## WHAT IS EXPECTED
Reproduce the entries word for word, and omit any picture you find in them.

## RECORDS FOR THE EXERCISE

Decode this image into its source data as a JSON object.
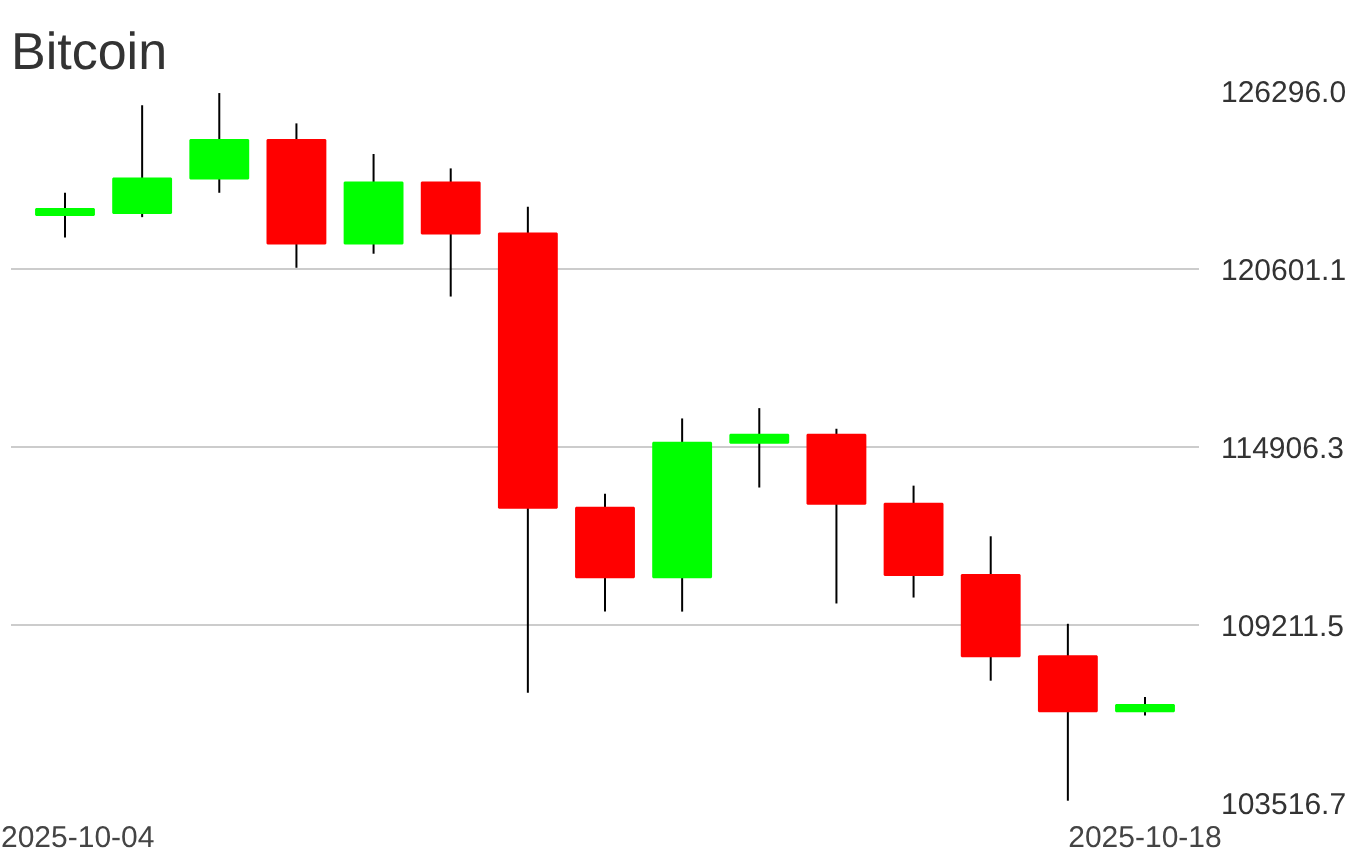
{
  "chart_data": {
    "type": "candlestick",
    "title": "Bitcoin",
    "categories": [
      "2025-10-04",
      null,
      null,
      null,
      null,
      null,
      null,
      null,
      null,
      null,
      null,
      null,
      null,
      null,
      "2025-10-18"
    ],
    "ohlc": [
      [
        122330,
        123040,
        121610,
        122520
      ],
      [
        122390,
        125840,
        122260,
        123500
      ],
      [
        123500,
        126230,
        123040,
        124730
      ],
      [
        124730,
        125260,
        120640,
        121420
      ],
      [
        121420,
        124280,
        121090,
        123370
      ],
      [
        123370,
        123820,
        119720,
        121740
      ],
      [
        121740,
        122590,
        107040,
        112960
      ],
      [
        112960,
        113410,
        109640,
        110740
      ],
      [
        110740,
        115820,
        109640,
        115040
      ],
      [
        115040,
        116150,
        113610,
        115300
      ],
      [
        115300,
        115490,
        109900,
        113090
      ],
      [
        113090,
        113670,
        110090,
        110810
      ],
      [
        110810,
        112050,
        107430,
        108210
      ],
      [
        108210,
        109250,
        103590,
        106450
      ],
      [
        106450,
        106910,
        106320,
        106650
      ]
    ],
    "colors": [
      "#00ff00",
      "#00ff00",
      "#00ff00",
      "#ff0000",
      "#00ff00",
      "#ff0000",
      "#ff0000",
      "#ff0000",
      "#00ff00",
      "#00ff00",
      "#ff0000",
      "#ff0000",
      "#ff0000",
      "#ff0000",
      "#00ff00"
    ],
    "ylim": [
      103516.7,
      126296.0
    ],
    "yticks": [
      {
        "value": 103516.7,
        "label": "103516.7"
      },
      {
        "value": 109211.5,
        "label": "109211.5"
      },
      {
        "value": 114906.3,
        "label": "114906.3"
      },
      {
        "value": 120601.1,
        "label": "120601.1"
      },
      {
        "value": 126296.0,
        "label": "126296.0"
      }
    ],
    "grid": "y"
  }
}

## WRITTEN SOLUTION
Decode this image into its source data as a JSON object.
{
  "chart_data": {
    "type": "candlestick",
    "title": "Bitcoin",
    "categories": [
      "2025-10-04",
      null,
      null,
      null,
      null,
      null,
      null,
      null,
      null,
      null,
      null,
      null,
      null,
      null,
      "2025-10-18"
    ],
    "ohlc": [
      [
        122330,
        123040,
        121610,
        122520
      ],
      [
        122390,
        125840,
        122260,
        123500
      ],
      [
        123500,
        126230,
        123040,
        124730
      ],
      [
        124730,
        125260,
        120640,
        121420
      ],
      [
        121420,
        124280,
        121090,
        123370
      ],
      [
        123370,
        123820,
        119720,
        121740
      ],
      [
        121740,
        122590,
        107040,
        112960
      ],
      [
        112960,
        113410,
        109640,
        110740
      ],
      [
        110740,
        115820,
        109640,
        115040
      ],
      [
        115040,
        116150,
        113610,
        115300
      ],
      [
        115300,
        115490,
        109900,
        113090
      ],
      [
        113090,
        113670,
        110090,
        110810
      ],
      [
        110810,
        112050,
        107430,
        108210
      ],
      [
        108210,
        109250,
        103590,
        106450
      ],
      [
        106450,
        106910,
        106320,
        106650
      ]
    ],
    "colors": [
      "#00ff00",
      "#00ff00",
      "#00ff00",
      "#ff0000",
      "#00ff00",
      "#ff0000",
      "#ff0000",
      "#ff0000",
      "#00ff00",
      "#00ff00",
      "#ff0000",
      "#ff0000",
      "#ff0000",
      "#ff0000",
      "#00ff00"
    ],
    "ylim": [
      103516.7,
      126296.0
    ],
    "yticks": [
      {
        "value": 103516.7,
        "label": "103516.7"
      },
      {
        "value": 109211.5,
        "label": "109211.5"
      },
      {
        "value": 114906.3,
        "label": "114906.3"
      },
      {
        "value": 120601.1,
        "label": "120601.1"
      },
      {
        "value": 126296.0,
        "label": "126296.0"
      }
    ],
    "grid": "y"
  }
}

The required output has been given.